* EXERCISE DETAILS
Give only the count of lines containing "then".

Raw records:
######

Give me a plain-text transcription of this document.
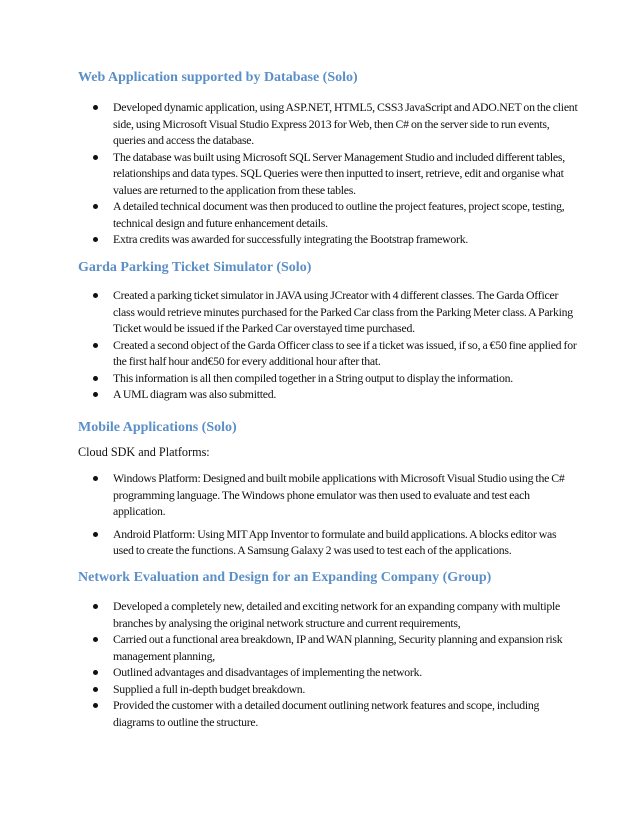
Web Application supported by Database (Solo)
Developed dynamic application, using ASP.NET, HTML5, CSS3 JavaScript and ADO.NET on the client side, using Microsoft Visual Studio Express 2013 for Web, then C# on the server side to run events, queries and access the database.
The database was built using Microsoft SQL Server Management Studio and included different tables, relationships and data types. SQL Queries were then inputted to insert, retrieve, edit and organise what values are returned to the application from these tables.
A detailed technical document was then produced to outline the project features, project scope, testing, technical design and future enhancement details.
Extra credits was awarded for successfully integrating the Bootstrap framework.
Garda Parking Ticket Simulator (Solo)
Created a parking ticket simulator in JAVA using JCreator with 4 different classes. The Garda Officer class would retrieve minutes purchased for the Parked Car class from the Parking Meter class. A Parking Ticket would be issued if the Parked Car overstayed time purchased.
Created a second object of the Garda Officer class to see if a ticket was issued, if so, a €50 fine applied for the first half hour and€50 for every additional hour after that.
This information is all then compiled together in a String output to display the information.
A UML diagram was also submitted.
Mobile Applications (Solo)

Cloud SDK and Platforms:

Windows Platform: Designed and built mobile applications with Microsoft Visual Studio using the C# programming language. The Windows phone emulator was then used to evaluate and test each application.
Android Platform: Using MIT App Inventor to formulate and build applications. A blocks editor was used to create the functions. A Samsung Galaxy 2 was used to test each of the applications.
Network Evaluation and Design for an Expanding Company (Group)
Developed a completely new, detailed and exciting network for an expanding company with multiple branches by analysing the original network structure and current requirements,
Carried out a functional area breakdown, IP and WAN planning, Security planning and expansion risk management planning,
Outlined advantages and disadvantages of implementing the network.
Supplied a full in-depth budget breakdown.
Provided the customer with a detailed document outlining network features and scope, including diagrams to outline the structure.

######

* WORKED SOLUTION
5